··· Given data ···

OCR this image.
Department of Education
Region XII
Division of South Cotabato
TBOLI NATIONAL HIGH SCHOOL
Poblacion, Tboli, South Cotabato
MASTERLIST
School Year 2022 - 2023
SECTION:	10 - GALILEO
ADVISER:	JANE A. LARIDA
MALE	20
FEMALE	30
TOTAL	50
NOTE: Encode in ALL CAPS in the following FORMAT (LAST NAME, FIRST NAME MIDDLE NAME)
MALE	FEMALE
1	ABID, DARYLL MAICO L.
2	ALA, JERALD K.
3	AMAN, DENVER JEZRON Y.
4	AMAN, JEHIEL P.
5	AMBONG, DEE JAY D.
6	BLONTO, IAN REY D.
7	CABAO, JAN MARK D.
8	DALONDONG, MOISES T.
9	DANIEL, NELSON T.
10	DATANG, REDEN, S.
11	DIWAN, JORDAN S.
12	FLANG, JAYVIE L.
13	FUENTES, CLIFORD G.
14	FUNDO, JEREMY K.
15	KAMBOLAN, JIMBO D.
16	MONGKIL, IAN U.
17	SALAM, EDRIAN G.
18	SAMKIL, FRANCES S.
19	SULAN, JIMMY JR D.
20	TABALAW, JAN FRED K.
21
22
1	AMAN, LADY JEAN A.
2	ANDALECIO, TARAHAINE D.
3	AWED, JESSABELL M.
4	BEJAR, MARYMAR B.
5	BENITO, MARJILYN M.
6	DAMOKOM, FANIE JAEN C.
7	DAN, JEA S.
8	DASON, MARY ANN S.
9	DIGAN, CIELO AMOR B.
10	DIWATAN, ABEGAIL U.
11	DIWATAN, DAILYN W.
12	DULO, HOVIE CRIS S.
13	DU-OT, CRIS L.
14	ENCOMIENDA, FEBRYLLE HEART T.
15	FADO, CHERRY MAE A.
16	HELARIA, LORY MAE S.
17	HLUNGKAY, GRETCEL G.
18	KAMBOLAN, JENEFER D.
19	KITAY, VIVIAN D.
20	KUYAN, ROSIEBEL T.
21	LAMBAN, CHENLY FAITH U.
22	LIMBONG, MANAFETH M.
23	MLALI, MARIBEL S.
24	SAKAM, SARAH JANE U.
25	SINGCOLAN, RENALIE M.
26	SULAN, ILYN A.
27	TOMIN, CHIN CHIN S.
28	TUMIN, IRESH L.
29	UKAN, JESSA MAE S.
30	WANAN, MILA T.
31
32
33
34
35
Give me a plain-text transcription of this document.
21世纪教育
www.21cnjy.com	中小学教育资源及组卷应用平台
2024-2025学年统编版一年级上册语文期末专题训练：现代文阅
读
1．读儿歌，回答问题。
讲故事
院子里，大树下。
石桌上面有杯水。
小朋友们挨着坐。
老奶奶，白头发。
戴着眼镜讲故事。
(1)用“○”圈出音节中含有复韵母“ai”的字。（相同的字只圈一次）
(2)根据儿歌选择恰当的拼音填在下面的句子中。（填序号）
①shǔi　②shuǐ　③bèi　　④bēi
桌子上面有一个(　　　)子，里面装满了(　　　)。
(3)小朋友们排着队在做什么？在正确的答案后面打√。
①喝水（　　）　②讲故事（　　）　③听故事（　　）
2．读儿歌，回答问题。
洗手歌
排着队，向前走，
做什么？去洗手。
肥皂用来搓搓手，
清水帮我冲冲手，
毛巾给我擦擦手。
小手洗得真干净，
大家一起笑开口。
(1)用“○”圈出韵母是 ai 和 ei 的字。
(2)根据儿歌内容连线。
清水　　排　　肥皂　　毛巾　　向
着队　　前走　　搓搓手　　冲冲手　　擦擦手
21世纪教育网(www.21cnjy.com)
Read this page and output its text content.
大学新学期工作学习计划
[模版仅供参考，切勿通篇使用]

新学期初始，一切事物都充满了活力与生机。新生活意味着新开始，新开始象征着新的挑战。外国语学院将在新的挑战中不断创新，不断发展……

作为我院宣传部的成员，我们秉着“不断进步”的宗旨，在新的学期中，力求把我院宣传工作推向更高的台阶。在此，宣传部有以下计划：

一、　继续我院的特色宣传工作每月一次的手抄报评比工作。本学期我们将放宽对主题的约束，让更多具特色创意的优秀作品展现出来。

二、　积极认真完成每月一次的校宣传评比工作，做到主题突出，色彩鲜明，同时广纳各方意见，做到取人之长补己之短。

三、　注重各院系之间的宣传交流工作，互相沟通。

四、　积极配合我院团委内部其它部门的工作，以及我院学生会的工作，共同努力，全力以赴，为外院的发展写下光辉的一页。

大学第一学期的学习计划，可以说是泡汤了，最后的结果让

···

Objective: Copy every line of the listing containing the string "text".

Exercise solution:
Give me a plain-text transcription of this document.
Read this page and output its text content.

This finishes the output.